Problem statement ->
Repeat the material below exactly, with no pictures.

Supplied material ->
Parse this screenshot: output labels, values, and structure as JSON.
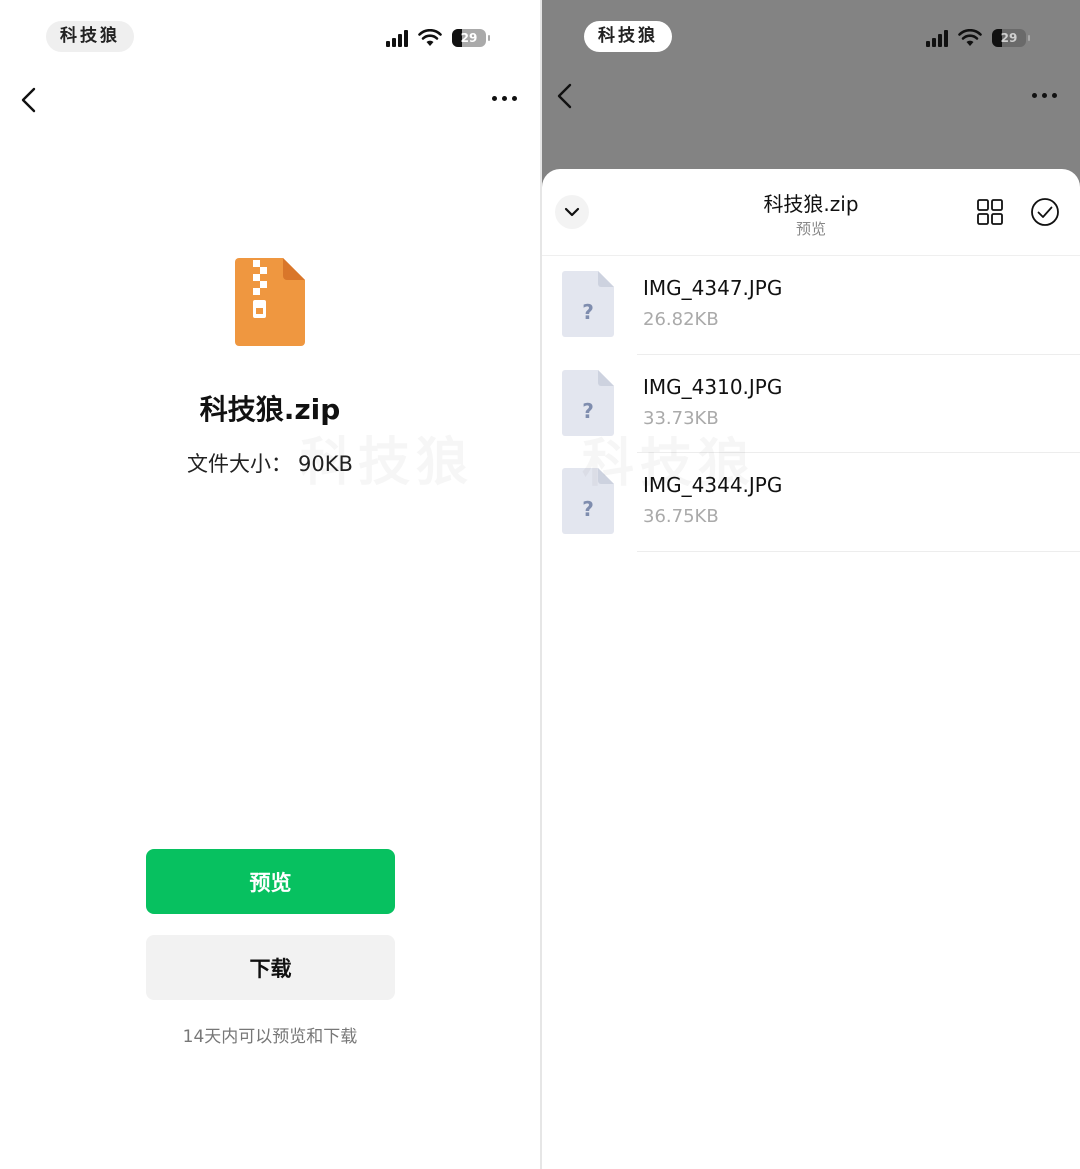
{
  "left": {
    "status_bar": {
      "carrier": "科技狼",
      "battery": "29"
    },
    "file": {
      "name": "科技狼.zip",
      "size_label": "文件大小：",
      "size_value": "90KB"
    },
    "buttons": {
      "preview": "预览",
      "download": "下载"
    },
    "note": "14天内可以预览和下载",
    "watermark": "科技狼"
  },
  "right": {
    "status_bar": {
      "carrier": "科技狼",
      "battery": "29"
    },
    "sheet": {
      "title": "科技狼.zip",
      "subtitle": "预览"
    },
    "files": [
      {
        "name": "IMG_4347.JPG",
        "size": "26.82KB"
      },
      {
        "name": "IMG_4310.JPG",
        "size": "33.73KB"
      },
      {
        "name": "IMG_4344.JPG",
        "size": "36.75KB"
      }
    ],
    "watermark": "科技狼"
  },
  "colors": {
    "accent_green": "#07c160",
    "zip_orange": "#ef9740",
    "overlay_gray": "#838383",
    "doc_icon_gray": "#e3e6ef",
    "doc_icon_mark": "#7f8dae"
  },
  "icons": {
    "back": "chevron-left-icon",
    "more": "more-dots-icon",
    "zip": "zip-file-icon",
    "collapse": "chevron-down-icon",
    "grid": "grid-view-icon",
    "select": "check-circle-icon",
    "unknown_file": "unknown-file-icon"
  }
}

Right answer ->
Parse this screenshot: output labels, values, and structure as JSON.
{
  "left": {
    "status_bar": {
      "carrier": "科技狼",
      "battery": "29"
    },
    "file": {
      "name": "科技狼.zip",
      "size_label": "文件大小：",
      "size_value": "90KB"
    },
    "buttons": {
      "preview": "预览",
      "download": "下载"
    },
    "note": "14天内可以预览和下载",
    "watermark": "科技狼"
  },
  "right": {
    "status_bar": {
      "carrier": "科技狼",
      "battery": "29"
    },
    "sheet": {
      "title": "科技狼.zip",
      "subtitle": "预览"
    },
    "files": [
      {
        "name": "IMG_4347.JPG",
        "size": "26.82KB"
      },
      {
        "name": "IMG_4310.JPG",
        "size": "33.73KB"
      },
      {
        "name": "IMG_4344.JPG",
        "size": "36.75KB"
      }
    ],
    "watermark": "科技狼"
  },
  "colors": {
    "accent_green": "#07c160",
    "zip_orange": "#ef9740",
    "overlay_gray": "#838383",
    "doc_icon_gray": "#e3e6ef",
    "doc_icon_mark": "#7f8dae"
  },
  "icons": {
    "back": "chevron-left-icon",
    "more": "more-dots-icon",
    "zip": "zip-file-icon",
    "collapse": "chevron-down-icon",
    "grid": "grid-view-icon",
    "select": "check-circle-icon",
    "unknown_file": "unknown-file-icon"
  }
}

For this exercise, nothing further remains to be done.